● **What needs to be done**: Look through the material below for "hochem". Copy every line that contains it.

● **Material shown**:
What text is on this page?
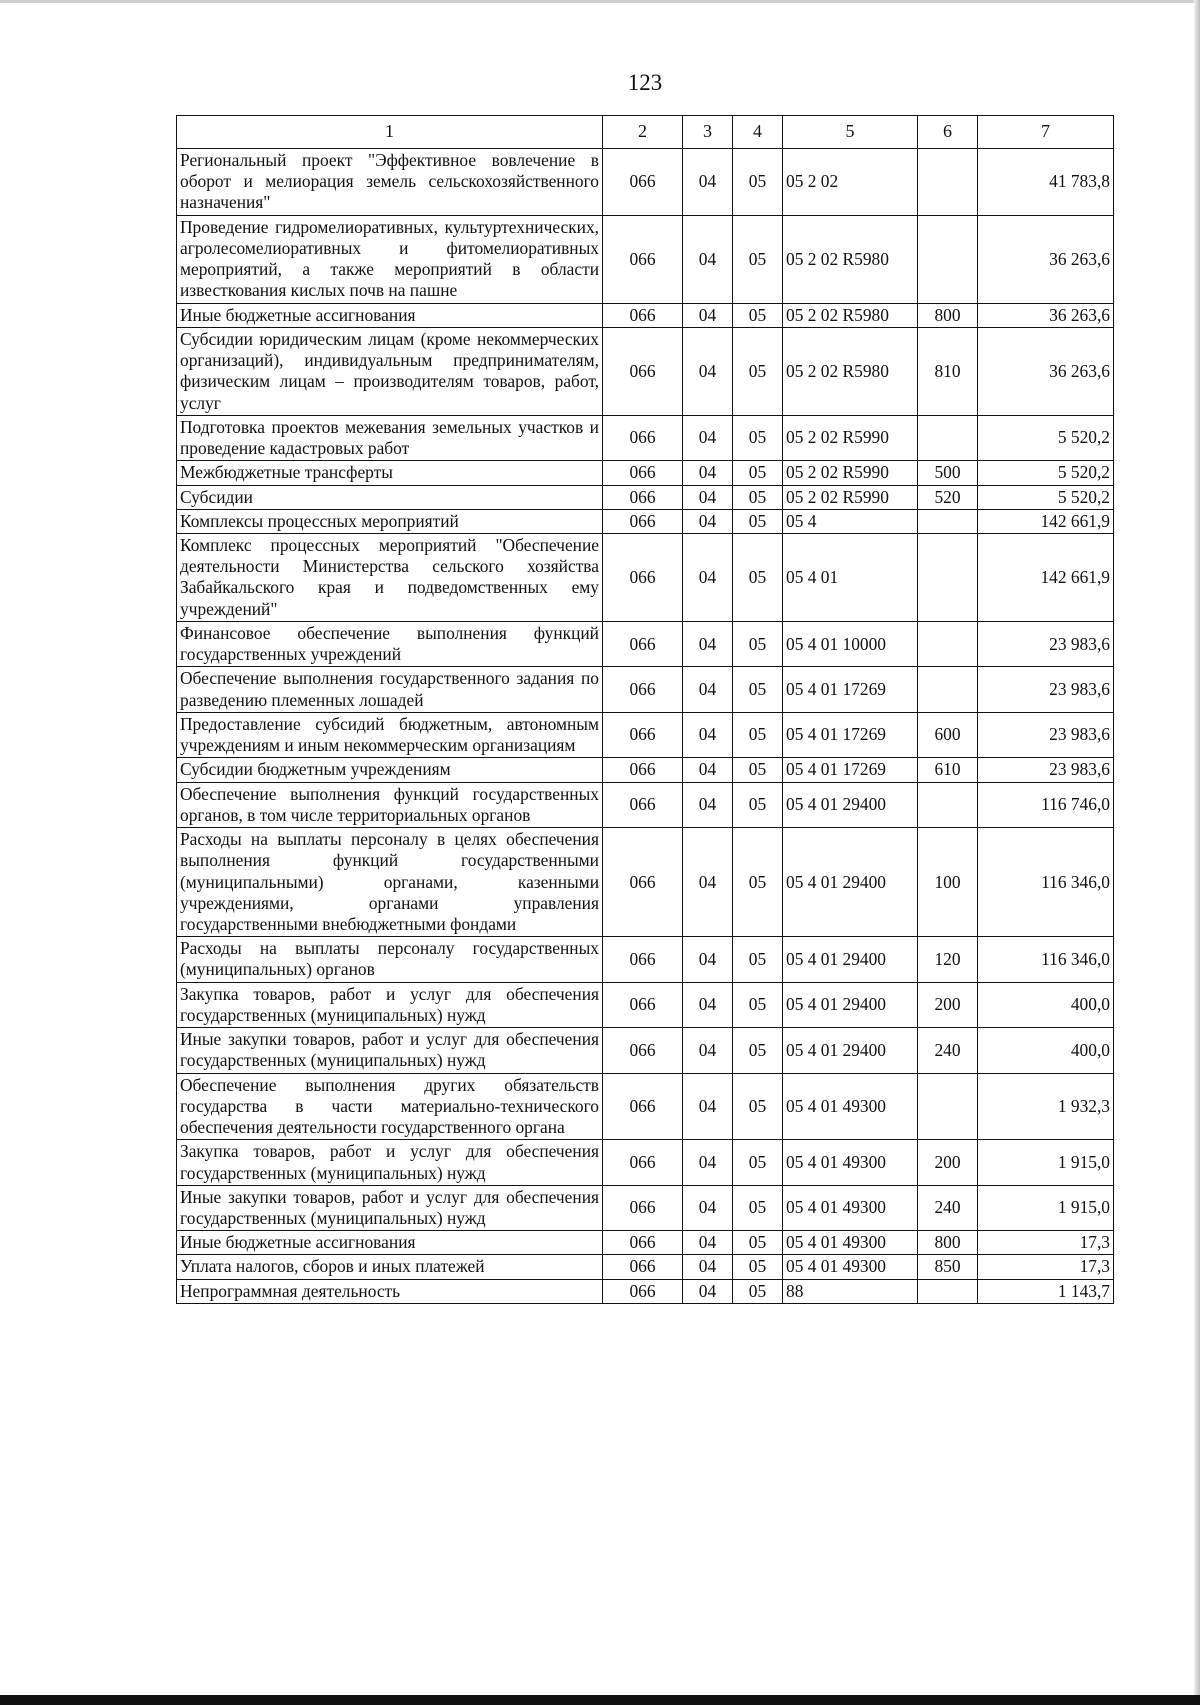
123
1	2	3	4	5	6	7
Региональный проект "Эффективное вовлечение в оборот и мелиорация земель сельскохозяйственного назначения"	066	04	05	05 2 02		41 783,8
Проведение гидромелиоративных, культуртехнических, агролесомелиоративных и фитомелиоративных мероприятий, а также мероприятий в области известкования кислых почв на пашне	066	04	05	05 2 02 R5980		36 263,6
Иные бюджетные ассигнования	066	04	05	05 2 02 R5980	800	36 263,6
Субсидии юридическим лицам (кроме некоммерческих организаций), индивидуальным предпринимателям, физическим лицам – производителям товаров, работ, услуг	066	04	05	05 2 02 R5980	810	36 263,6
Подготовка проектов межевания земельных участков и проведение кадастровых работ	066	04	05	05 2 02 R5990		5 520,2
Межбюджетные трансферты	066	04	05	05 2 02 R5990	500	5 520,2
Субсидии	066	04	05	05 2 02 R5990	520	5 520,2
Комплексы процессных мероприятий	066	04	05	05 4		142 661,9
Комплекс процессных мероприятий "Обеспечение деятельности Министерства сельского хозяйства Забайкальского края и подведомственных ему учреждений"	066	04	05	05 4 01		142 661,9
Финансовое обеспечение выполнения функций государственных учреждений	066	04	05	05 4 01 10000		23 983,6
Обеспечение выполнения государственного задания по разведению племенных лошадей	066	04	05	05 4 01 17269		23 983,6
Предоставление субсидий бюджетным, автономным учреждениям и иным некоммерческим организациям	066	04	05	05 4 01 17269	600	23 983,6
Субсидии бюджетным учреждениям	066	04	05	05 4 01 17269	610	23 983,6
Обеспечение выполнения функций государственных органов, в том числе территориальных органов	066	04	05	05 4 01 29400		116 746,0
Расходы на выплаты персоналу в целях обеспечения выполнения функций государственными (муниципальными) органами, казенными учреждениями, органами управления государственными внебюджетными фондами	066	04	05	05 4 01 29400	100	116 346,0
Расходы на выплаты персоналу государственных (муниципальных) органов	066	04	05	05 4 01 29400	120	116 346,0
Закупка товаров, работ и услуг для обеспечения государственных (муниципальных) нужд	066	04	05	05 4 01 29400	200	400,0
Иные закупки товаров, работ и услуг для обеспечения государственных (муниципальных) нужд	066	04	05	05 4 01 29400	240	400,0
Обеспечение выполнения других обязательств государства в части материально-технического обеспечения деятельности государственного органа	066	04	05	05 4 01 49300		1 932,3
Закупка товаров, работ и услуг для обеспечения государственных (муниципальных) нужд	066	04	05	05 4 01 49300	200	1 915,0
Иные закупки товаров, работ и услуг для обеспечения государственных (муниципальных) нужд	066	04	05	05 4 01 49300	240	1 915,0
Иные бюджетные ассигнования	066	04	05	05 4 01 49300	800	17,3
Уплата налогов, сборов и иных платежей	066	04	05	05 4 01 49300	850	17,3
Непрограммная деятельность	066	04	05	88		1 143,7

==

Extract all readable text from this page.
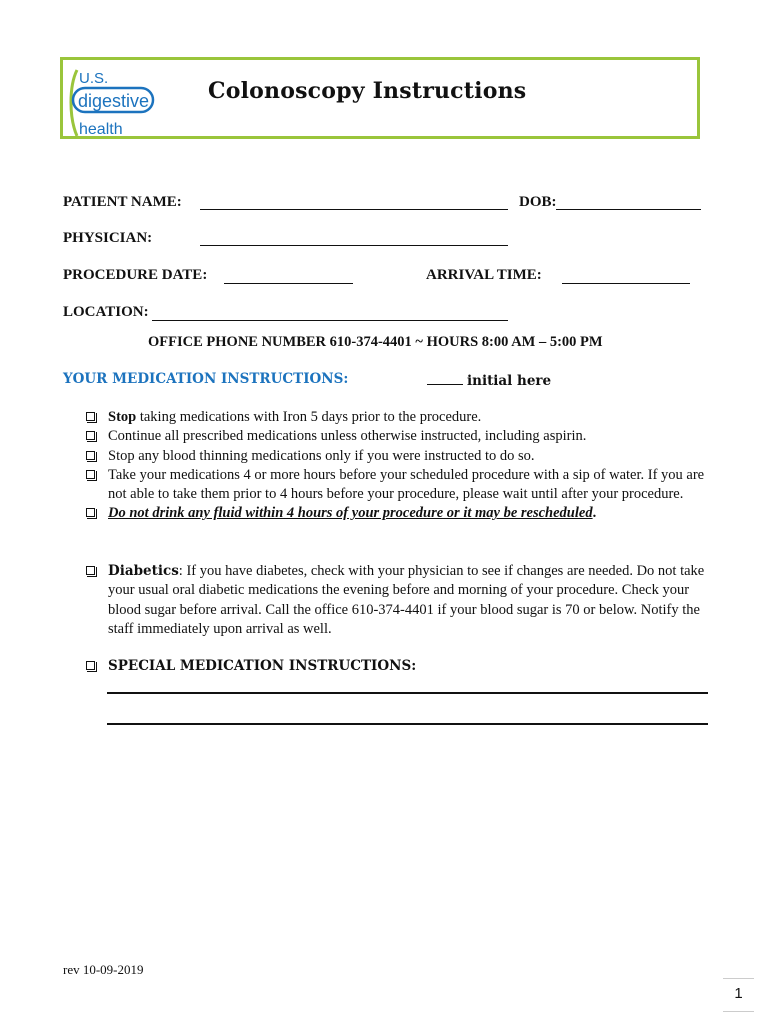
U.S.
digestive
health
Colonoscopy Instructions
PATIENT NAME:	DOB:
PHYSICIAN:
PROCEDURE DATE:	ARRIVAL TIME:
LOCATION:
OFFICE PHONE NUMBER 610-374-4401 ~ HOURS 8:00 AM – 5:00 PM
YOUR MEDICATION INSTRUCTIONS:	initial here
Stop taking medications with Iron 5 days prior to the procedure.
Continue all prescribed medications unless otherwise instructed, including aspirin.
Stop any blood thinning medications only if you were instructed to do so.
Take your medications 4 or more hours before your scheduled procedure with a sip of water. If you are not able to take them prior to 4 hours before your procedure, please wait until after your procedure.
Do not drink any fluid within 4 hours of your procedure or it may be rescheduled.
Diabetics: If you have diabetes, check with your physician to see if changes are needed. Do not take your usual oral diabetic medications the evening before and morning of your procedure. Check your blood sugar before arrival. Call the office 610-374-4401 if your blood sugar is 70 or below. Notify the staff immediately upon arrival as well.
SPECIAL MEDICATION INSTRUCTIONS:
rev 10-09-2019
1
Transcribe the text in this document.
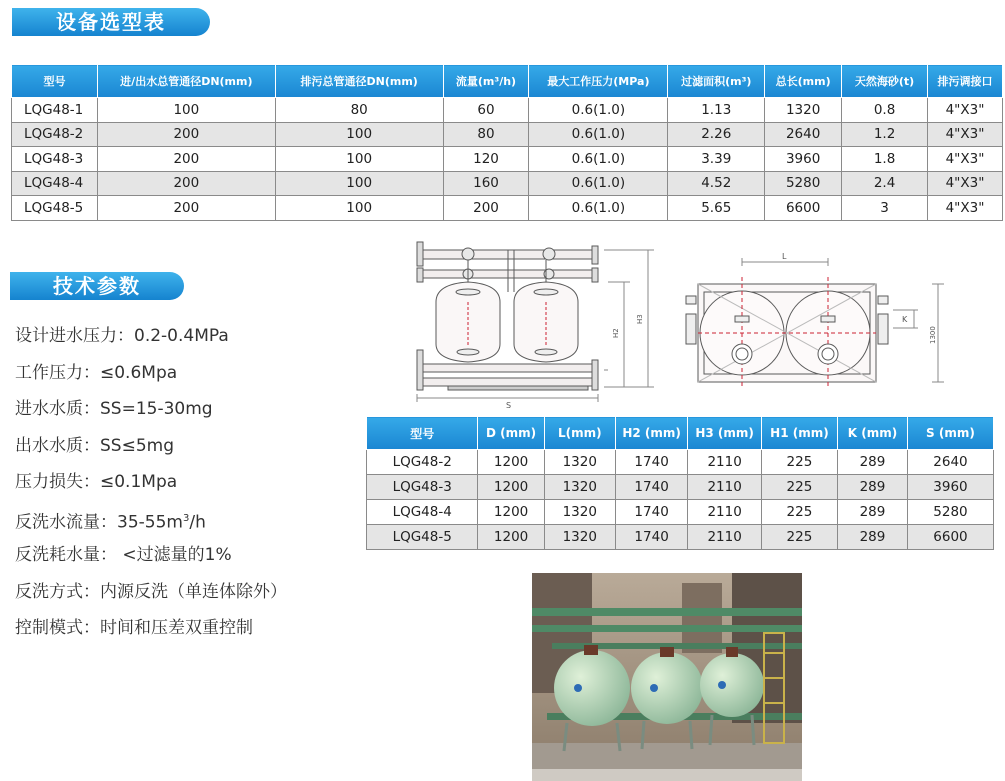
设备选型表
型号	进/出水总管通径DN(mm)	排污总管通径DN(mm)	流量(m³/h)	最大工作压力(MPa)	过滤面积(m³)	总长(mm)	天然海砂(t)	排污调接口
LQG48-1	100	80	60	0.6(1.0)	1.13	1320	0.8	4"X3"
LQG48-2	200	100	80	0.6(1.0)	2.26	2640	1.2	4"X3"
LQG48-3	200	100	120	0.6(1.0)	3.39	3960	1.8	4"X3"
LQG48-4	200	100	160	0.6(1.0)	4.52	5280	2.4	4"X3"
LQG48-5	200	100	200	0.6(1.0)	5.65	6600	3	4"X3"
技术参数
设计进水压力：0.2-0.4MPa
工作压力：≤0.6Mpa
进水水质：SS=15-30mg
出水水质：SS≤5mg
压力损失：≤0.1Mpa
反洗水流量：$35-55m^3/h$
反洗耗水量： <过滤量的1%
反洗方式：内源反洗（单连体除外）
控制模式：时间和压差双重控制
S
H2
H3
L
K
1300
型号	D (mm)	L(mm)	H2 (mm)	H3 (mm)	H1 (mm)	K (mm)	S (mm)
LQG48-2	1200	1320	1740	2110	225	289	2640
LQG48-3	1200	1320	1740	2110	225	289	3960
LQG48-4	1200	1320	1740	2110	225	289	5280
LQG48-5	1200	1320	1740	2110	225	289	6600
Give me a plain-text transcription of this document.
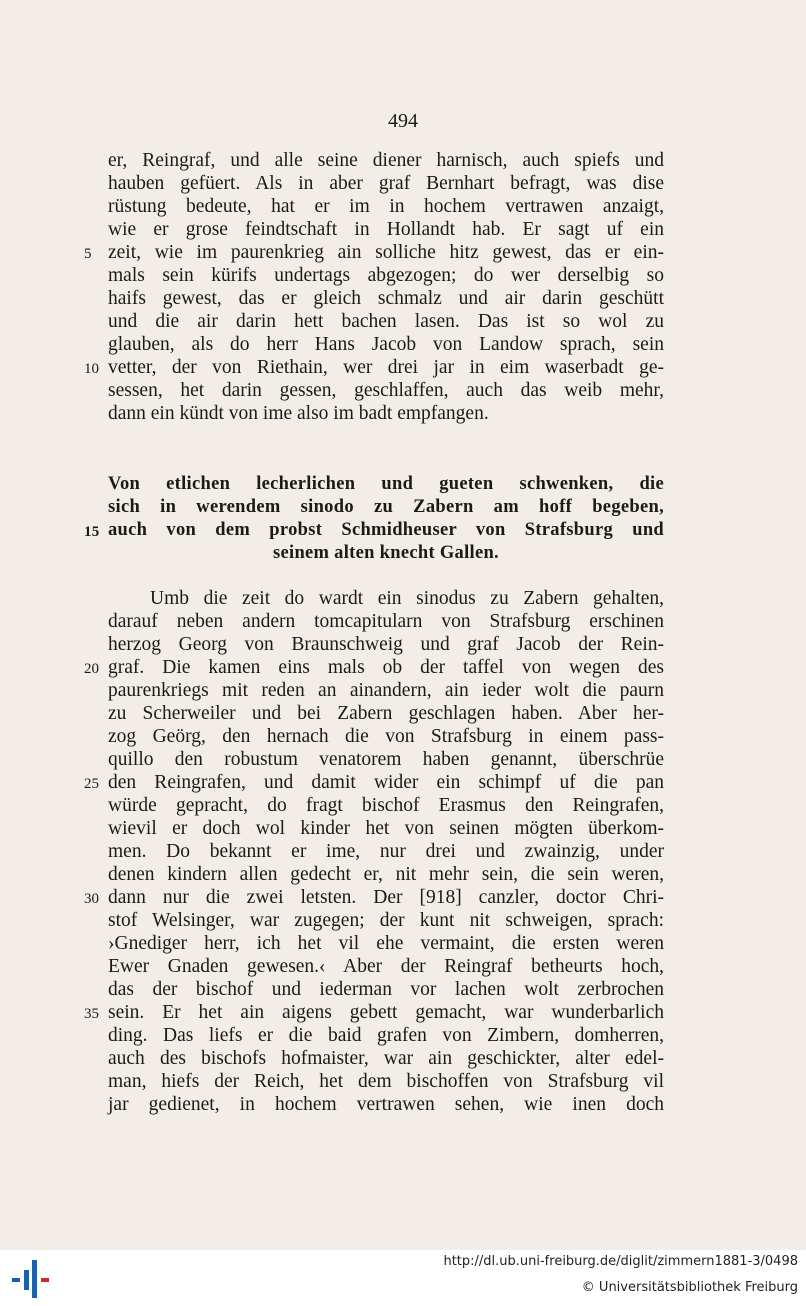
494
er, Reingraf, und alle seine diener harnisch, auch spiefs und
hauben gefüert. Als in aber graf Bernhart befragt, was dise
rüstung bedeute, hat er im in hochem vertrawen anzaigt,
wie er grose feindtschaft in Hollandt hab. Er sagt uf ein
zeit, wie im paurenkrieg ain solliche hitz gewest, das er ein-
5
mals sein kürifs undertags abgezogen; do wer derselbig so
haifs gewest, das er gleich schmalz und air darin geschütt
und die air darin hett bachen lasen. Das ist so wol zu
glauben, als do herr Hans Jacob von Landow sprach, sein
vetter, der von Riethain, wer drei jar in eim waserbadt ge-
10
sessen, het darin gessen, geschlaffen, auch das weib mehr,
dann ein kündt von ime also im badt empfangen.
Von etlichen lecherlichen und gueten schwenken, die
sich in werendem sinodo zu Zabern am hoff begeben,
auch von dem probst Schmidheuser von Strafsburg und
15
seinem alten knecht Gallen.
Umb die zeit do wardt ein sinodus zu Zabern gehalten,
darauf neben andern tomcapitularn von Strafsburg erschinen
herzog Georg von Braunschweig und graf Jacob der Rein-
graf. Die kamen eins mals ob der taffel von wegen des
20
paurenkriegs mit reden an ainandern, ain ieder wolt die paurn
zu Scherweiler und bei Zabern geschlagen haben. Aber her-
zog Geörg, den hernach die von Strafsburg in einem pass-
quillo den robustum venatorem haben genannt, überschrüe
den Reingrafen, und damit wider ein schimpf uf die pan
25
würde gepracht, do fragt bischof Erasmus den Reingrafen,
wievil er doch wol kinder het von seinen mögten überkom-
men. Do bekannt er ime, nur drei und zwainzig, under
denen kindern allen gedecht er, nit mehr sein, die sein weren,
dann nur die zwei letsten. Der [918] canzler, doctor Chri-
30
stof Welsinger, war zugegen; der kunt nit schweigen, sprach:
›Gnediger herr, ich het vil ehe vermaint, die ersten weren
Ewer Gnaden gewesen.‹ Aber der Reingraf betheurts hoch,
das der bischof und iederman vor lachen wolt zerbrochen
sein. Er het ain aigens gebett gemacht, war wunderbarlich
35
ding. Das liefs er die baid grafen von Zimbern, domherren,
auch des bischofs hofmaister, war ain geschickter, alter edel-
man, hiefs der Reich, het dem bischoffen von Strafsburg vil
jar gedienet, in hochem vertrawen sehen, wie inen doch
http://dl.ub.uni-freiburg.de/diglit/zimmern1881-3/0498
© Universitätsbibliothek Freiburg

● **Exercise output**:
rüstung bedeute, hat er im in hochem vertrawen anzaigt,
jar gedienet, in hochem vertrawen sehen, wie inen doch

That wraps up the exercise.